The lines to extract begin at the one containing "What does this" and run to the end of the listing; set them down exactly and alone.

[Stored items]
* START *

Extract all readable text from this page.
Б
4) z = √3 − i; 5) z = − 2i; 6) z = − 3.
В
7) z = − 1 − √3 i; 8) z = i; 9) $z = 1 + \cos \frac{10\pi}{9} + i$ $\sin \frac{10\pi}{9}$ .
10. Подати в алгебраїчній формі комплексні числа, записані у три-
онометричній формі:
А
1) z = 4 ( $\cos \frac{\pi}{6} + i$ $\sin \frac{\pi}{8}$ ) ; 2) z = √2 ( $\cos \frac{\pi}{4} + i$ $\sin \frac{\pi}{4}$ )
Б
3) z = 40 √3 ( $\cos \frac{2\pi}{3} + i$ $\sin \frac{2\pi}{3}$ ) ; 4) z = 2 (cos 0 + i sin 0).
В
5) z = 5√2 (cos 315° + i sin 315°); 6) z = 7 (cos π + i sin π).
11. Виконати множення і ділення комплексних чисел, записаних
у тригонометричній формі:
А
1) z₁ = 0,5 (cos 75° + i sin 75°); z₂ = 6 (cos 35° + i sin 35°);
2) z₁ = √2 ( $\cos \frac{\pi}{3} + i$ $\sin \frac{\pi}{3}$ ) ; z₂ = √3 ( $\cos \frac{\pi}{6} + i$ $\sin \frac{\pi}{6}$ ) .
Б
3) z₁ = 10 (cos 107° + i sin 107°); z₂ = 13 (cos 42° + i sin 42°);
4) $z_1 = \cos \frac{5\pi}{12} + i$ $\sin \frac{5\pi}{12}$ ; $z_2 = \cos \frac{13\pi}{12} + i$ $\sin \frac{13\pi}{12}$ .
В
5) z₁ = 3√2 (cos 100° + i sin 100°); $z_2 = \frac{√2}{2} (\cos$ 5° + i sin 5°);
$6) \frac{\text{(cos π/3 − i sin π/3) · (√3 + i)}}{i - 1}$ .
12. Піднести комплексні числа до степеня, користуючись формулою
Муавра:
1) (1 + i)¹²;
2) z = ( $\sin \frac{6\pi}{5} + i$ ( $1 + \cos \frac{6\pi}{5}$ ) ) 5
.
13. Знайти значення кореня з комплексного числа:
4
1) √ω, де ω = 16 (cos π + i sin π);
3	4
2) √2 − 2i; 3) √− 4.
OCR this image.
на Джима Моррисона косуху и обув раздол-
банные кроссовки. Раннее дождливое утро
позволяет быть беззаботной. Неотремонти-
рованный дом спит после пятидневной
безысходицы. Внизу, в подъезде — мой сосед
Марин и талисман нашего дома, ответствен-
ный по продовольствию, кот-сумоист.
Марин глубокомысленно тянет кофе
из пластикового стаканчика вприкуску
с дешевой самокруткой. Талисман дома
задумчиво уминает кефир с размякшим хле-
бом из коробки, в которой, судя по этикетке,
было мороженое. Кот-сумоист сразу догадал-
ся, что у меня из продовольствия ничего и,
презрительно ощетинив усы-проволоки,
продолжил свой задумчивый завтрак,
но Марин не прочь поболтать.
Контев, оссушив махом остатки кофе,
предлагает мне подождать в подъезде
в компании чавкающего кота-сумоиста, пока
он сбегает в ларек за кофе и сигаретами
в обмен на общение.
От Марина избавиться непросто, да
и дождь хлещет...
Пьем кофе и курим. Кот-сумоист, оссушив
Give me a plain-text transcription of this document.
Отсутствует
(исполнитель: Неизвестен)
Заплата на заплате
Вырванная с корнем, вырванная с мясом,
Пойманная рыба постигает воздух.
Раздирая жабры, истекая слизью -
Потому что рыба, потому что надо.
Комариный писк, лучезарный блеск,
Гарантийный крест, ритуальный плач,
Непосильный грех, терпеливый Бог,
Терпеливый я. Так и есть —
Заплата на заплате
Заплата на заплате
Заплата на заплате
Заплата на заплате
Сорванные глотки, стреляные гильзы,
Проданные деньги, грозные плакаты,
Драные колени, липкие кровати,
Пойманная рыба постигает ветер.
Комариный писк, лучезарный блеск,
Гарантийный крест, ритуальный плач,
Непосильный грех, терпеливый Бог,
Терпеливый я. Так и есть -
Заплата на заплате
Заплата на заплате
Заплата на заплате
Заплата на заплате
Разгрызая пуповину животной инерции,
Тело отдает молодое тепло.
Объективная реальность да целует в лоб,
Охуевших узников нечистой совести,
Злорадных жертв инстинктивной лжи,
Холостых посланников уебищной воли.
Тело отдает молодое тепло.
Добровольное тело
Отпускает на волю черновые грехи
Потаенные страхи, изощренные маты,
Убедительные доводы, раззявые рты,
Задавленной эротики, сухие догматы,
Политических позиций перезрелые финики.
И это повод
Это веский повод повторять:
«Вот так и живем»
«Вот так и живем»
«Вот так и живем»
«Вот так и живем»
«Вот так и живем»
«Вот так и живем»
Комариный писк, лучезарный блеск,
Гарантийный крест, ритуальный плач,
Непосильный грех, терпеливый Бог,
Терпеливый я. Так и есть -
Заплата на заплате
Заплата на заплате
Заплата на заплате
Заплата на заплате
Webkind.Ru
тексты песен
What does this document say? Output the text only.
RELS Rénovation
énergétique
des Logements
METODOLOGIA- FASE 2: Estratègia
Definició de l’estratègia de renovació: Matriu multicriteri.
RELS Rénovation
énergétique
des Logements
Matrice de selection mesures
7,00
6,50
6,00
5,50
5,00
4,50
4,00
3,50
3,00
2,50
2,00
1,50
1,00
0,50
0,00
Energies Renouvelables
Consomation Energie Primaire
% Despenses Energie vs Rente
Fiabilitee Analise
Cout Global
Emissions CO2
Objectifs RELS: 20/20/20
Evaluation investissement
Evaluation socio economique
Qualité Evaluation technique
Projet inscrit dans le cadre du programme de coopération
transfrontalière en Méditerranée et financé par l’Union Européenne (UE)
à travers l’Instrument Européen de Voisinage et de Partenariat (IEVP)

* END *

[OUTPUT OF THE TASK]
What does this document say? Output the text only.
RELS Rénovation
énergétique
des Logements
METODOLOGIA- FASE 2: Estratègia
Definició de l’estratègia de renovació: Matriu multicriteri.
RELS Rénovation
énergétique
des Logements
Matrice de selection mesures
7,00
6,50
6,00
5,50
5,00
4,50
4,00
3,50
3,00
2,50
2,00
1,50
1,00
0,50
0,00
Energies Renouvelables
Consomation Energie Primaire
% Despenses Energie vs Rente
Fiabilitee Analise
Cout Global
Emissions CO2
Objectifs RELS: 20/20/20
Evaluation investissement
Evaluation socio economique
Qualité Evaluation technique
Projet inscrit dans le cadre du programme de coopération
transfrontalière en Méditerranée et financé par l’Union Européenne (UE)
à travers l’Instrument Européen de Voisinage et de Partenariat (IEVP)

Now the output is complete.